→ **Description of the task**:
Lines in the records below that contain the word "Illness" must each be copied.

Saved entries
***
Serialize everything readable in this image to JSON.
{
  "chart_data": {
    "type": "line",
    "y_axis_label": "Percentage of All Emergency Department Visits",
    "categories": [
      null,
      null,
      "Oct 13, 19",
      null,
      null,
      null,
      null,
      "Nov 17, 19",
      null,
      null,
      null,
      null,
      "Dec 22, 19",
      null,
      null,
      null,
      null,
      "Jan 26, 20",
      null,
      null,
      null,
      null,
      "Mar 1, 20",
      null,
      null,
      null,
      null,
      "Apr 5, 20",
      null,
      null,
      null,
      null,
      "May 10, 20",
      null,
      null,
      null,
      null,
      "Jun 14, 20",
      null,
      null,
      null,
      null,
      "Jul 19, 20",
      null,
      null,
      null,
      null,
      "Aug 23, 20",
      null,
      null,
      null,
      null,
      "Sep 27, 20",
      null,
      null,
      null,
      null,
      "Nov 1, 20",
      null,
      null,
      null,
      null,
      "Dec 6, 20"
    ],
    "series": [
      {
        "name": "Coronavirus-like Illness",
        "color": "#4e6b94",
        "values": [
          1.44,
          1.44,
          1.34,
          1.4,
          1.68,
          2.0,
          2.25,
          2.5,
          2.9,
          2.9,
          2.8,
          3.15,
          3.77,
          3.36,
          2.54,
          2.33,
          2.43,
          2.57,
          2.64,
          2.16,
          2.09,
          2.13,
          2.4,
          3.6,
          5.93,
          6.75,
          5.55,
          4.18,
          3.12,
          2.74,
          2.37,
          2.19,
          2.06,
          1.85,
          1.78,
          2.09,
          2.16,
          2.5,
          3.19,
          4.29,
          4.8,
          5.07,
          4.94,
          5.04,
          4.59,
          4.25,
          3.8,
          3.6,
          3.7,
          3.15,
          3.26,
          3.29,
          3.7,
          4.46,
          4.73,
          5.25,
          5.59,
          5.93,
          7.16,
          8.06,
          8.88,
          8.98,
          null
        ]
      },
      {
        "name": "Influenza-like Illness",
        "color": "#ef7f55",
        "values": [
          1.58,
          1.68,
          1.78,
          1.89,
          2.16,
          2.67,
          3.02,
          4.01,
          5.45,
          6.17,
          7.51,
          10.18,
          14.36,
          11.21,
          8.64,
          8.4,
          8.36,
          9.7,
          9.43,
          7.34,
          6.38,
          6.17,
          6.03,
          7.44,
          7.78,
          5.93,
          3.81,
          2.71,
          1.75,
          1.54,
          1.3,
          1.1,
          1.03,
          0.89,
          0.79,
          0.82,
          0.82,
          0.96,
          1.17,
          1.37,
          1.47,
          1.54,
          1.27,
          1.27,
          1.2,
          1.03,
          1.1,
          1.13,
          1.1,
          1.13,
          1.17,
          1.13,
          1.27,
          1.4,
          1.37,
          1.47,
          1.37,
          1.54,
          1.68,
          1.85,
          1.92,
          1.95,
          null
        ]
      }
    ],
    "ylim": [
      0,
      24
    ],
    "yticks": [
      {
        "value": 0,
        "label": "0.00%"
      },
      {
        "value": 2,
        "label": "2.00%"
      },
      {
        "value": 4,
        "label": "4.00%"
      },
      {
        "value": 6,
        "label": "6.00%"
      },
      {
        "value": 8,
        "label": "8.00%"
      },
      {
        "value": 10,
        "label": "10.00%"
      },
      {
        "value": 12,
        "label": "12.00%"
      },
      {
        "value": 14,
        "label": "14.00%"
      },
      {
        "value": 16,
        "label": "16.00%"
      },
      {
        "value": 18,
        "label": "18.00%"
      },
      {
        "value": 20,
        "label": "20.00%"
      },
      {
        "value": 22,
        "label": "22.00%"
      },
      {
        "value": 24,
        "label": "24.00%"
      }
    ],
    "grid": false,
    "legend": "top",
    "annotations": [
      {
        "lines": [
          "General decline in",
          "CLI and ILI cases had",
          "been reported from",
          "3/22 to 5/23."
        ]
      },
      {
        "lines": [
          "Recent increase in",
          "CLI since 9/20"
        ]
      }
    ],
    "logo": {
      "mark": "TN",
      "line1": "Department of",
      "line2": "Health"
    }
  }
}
***
→ **Response to the exercise**:
        "name": "Coronavirus-like Illness",
        "name": "Influenza-like Illness",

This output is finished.